● Task statement
Copy each line exactly. Leave nothing out.
--- start of Data listing ---
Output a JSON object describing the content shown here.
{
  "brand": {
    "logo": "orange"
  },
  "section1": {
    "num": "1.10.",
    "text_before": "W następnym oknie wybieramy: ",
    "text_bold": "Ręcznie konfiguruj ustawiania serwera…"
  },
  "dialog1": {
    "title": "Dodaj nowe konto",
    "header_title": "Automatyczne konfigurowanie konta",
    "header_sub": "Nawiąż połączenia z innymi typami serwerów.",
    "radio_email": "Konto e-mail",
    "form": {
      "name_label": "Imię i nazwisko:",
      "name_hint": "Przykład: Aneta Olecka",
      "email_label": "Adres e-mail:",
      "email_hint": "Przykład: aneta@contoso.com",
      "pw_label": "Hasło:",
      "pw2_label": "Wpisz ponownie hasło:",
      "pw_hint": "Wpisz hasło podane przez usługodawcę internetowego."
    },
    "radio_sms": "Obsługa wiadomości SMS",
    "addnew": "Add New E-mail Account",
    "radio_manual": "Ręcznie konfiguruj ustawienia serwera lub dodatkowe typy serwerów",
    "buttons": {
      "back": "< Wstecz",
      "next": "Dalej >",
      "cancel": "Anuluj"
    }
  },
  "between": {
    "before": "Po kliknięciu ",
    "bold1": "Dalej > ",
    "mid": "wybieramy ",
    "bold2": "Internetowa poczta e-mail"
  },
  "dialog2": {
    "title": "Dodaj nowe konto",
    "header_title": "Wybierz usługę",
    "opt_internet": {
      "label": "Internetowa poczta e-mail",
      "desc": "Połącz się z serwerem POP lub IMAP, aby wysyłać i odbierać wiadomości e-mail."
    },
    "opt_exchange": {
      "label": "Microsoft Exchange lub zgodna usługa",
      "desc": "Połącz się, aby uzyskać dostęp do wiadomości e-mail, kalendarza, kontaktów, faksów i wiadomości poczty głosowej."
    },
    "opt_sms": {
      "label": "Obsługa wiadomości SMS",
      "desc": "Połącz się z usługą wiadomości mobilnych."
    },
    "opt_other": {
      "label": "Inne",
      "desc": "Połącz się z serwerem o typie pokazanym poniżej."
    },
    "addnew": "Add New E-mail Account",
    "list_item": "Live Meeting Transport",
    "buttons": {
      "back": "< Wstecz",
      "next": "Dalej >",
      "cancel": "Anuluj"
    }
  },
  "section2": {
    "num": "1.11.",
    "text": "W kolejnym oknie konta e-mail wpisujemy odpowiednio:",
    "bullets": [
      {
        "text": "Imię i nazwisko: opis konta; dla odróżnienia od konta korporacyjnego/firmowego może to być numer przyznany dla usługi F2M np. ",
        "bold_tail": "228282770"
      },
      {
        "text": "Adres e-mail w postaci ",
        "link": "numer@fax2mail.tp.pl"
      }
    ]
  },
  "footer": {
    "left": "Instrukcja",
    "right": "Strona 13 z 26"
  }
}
--- end of Data listing ---
● Result for this task
Output a JSON object describing the content shown here.
{
  "brand": {
    "logo": "orange"
  },
  "section1": {
    "num": "1.10.",
    "text_before": "W następnym oknie wybieramy: ",
    "text_bold": "Ręcznie konfiguruj ustawiania serwera…"
  },
  "dialog1": {
    "title": "Dodaj nowe konto",
    "header_title": "Automatyczne konfigurowanie konta",
    "header_sub": "Nawiąż połączenia z innymi typami serwerów.",
    "radio_email": "Konto e-mail",
    "form": {
      "name_label": "Imię i nazwisko:",
      "name_hint": "Przykład: Aneta Olecka",
      "email_label": "Adres e-mail:",
      "email_hint": "Przykład: aneta@contoso.com",
      "pw_label": "Hasło:",
      "pw2_label": "Wpisz ponownie hasło:",
      "pw_hint": "Wpisz hasło podane przez usługodawcę internetowego."
    },
    "radio_sms": "Obsługa wiadomości SMS",
    "addnew": "Add New E-mail Account",
    "radio_manual": "Ręcznie konfiguruj ustawienia serwera lub dodatkowe typy serwerów",
    "buttons": {
      "back": "< Wstecz",
      "next": "Dalej >",
      "cancel": "Anuluj"
    }
  },
  "between": {
    "before": "Po kliknięciu ",
    "bold1": "Dalej > ",
    "mid": "wybieramy ",
    "bold2": "Internetowa poczta e-mail"
  },
  "dialog2": {
    "title": "Dodaj nowe konto",
    "header_title": "Wybierz usługę",
    "opt_internet": {
      "label": "Internetowa poczta e-mail",
      "desc": "Połącz się z serwerem POP lub IMAP, aby wysyłać i odbierać wiadomości e-mail."
    },
    "opt_exchange": {
      "label": "Microsoft Exchange lub zgodna usługa",
      "desc": "Połącz się, aby uzyskać dostęp do wiadomości e-mail, kalendarza, kontaktów, faksów i wiadomości poczty głosowej."
    },
    "opt_sms": {
      "label": "Obsługa wiadomości SMS",
      "desc": "Połącz się z usługą wiadomości mobilnych."
    },
    "opt_other": {
      "label": "Inne",
      "desc": "Połącz się z serwerem o typie pokazanym poniżej."
    },
    "addnew": "Add New E-mail Account",
    "list_item": "Live Meeting Transport",
    "buttons": {
      "back": "< Wstecz",
      "next": "Dalej >",
      "cancel": "Anuluj"
    }
  },
  "section2": {
    "num": "1.11.",
    "text": "W kolejnym oknie konta e-mail wpisujemy odpowiednio:",
    "bullets": [
      {
        "text": "Imię i nazwisko: opis konta; dla odróżnienia od konta korporacyjnego/firmowego może to być numer przyznany dla usługi F2M np. ",
        "bold_tail": "228282770"
      },
      {
        "text": "Adres e-mail w postaci ",
        "link": "numer@fax2mail.tp.pl"
      }
    ]
  },
  "footer": {
    "left": "Instrukcja",
    "right": "Strona 13 z 26"
  }
}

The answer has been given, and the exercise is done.